### Short task:
In your copy, leave out the pictures and repeat the entries below exactly.

(begin)

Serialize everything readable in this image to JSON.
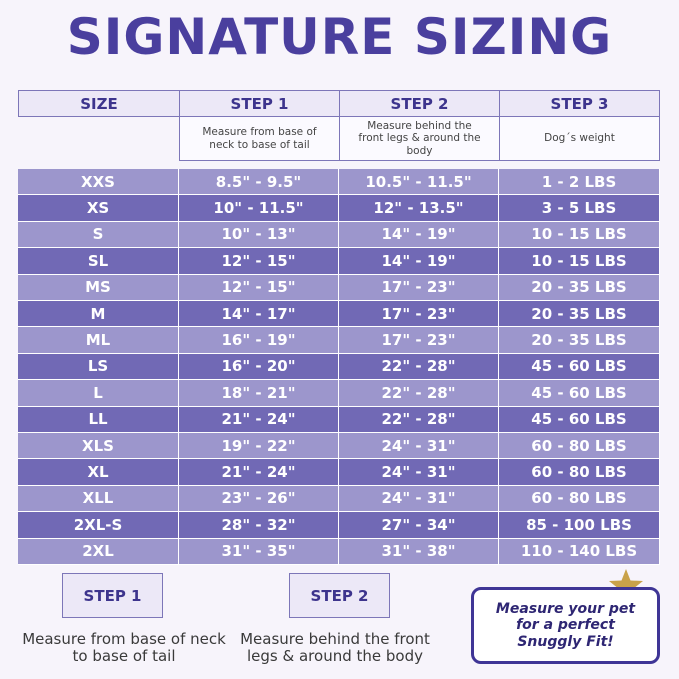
{
  "title": "SIGNATURE SIZING",
  "table": {
    "header": [
      "SIZE",
      "STEP 1",
      "STEP 2",
      "STEP 3"
    ],
    "descriptions": [
      "Measure from base of neck to base of tail",
      "Measure behind the front legs & around the body",
      "Dog´s weight"
    ],
    "rows": [
      [
        "XXS",
        "8.5\" - 9.5\"",
        "10.5\" - 11.5\"",
        "1 - 2 LBS"
      ],
      [
        "XS",
        "10\" - 11.5\"",
        "12\" - 13.5\"",
        "3 - 5 LBS"
      ],
      [
        "S",
        "10\" - 13\"",
        "14\" - 19\"",
        "10 - 15 LBS"
      ],
      [
        "SL",
        "12\" - 15\"",
        "14\" - 19\"",
        "10 - 15 LBS"
      ],
      [
        "MS",
        "12\" - 15\"",
        "17\" - 23\"",
        "20 - 35 LBS"
      ],
      [
        "M",
        "14\" - 17\"",
        "17\" - 23\"",
        "20 - 35 LBS"
      ],
      [
        "ML",
        "16\" - 19\"",
        "17\" - 23\"",
        "20 - 35 LBS"
      ],
      [
        "LS",
        "16\" - 20\"",
        "22\" - 28\"",
        "45 - 60 LBS"
      ],
      [
        "L",
        "18\" - 21\"",
        "22\" - 28\"",
        "45 - 60 LBS"
      ],
      [
        "LL",
        "21\" - 24\"",
        "22\" - 28\"",
        "45 - 60 LBS"
      ],
      [
        "XLS",
        "19\" - 22\"",
        "24\" - 31\"",
        "60 - 80 LBS"
      ],
      [
        "XL",
        "21\" - 24\"",
        "24\" - 31\"",
        "60 - 80 LBS"
      ],
      [
        "XLL",
        "23\" - 26\"",
        "24\" - 31\"",
        "60 - 80 LBS"
      ],
      [
        "2XL-S",
        "28\" - 32\"",
        "27\" - 34\"",
        "85 - 100 LBS"
      ],
      [
        "2XL",
        "31\" - 35\"",
        "31\" - 38\"",
        "110 - 140 LBS"
      ]
    ]
  },
  "steps": [
    {
      "label": "STEP 1",
      "text": "Measure from base of neck to base of tail"
    },
    {
      "label": "STEP 2",
      "text": "Measure behind the front legs & around the body"
    }
  ],
  "callout": "Measure your pet for a perfect Snuggly Fit!"
}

(end)

### Response:
Serialize everything readable in this image to JSON.
{
  "title": "SIGNATURE SIZING",
  "table": {
    "header": [
      "SIZE",
      "STEP 1",
      "STEP 2",
      "STEP 3"
    ],
    "descriptions": [
      "Measure from base of neck to base of tail",
      "Measure behind the front legs & around the body",
      "Dog´s weight"
    ],
    "rows": [
      [
        "XXS",
        "8.5\" - 9.5\"",
        "10.5\" - 11.5\"",
        "1 - 2 LBS"
      ],
      [
        "XS",
        "10\" - 11.5\"",
        "12\" - 13.5\"",
        "3 - 5 LBS"
      ],
      [
        "S",
        "10\" - 13\"",
        "14\" - 19\"",
        "10 - 15 LBS"
      ],
      [
        "SL",
        "12\" - 15\"",
        "14\" - 19\"",
        "10 - 15 LBS"
      ],
      [
        "MS",
        "12\" - 15\"",
        "17\" - 23\"",
        "20 - 35 LBS"
      ],
      [
        "M",
        "14\" - 17\"",
        "17\" - 23\"",
        "20 - 35 LBS"
      ],
      [
        "ML",
        "16\" - 19\"",
        "17\" - 23\"",
        "20 - 35 LBS"
      ],
      [
        "LS",
        "16\" - 20\"",
        "22\" - 28\"",
        "45 - 60 LBS"
      ],
      [
        "L",
        "18\" - 21\"",
        "22\" - 28\"",
        "45 - 60 LBS"
      ],
      [
        "LL",
        "21\" - 24\"",
        "22\" - 28\"",
        "45 - 60 LBS"
      ],
      [
        "XLS",
        "19\" - 22\"",
        "24\" - 31\"",
        "60 - 80 LBS"
      ],
      [
        "XL",
        "21\" - 24\"",
        "24\" - 31\"",
        "60 - 80 LBS"
      ],
      [
        "XLL",
        "23\" - 26\"",
        "24\" - 31\"",
        "60 - 80 LBS"
      ],
      [
        "2XL-S",
        "28\" - 32\"",
        "27\" - 34\"",
        "85 - 100 LBS"
      ],
      [
        "2XL",
        "31\" - 35\"",
        "31\" - 38\"",
        "110 - 140 LBS"
      ]
    ]
  },
  "steps": [
    {
      "label": "STEP 1",
      "text": "Measure from base of neck to base of tail"
    },
    {
      "label": "STEP 2",
      "text": "Measure behind the front legs & around the body"
    }
  ],
  "callout": "Measure your pet for a perfect Snuggly Fit!"
}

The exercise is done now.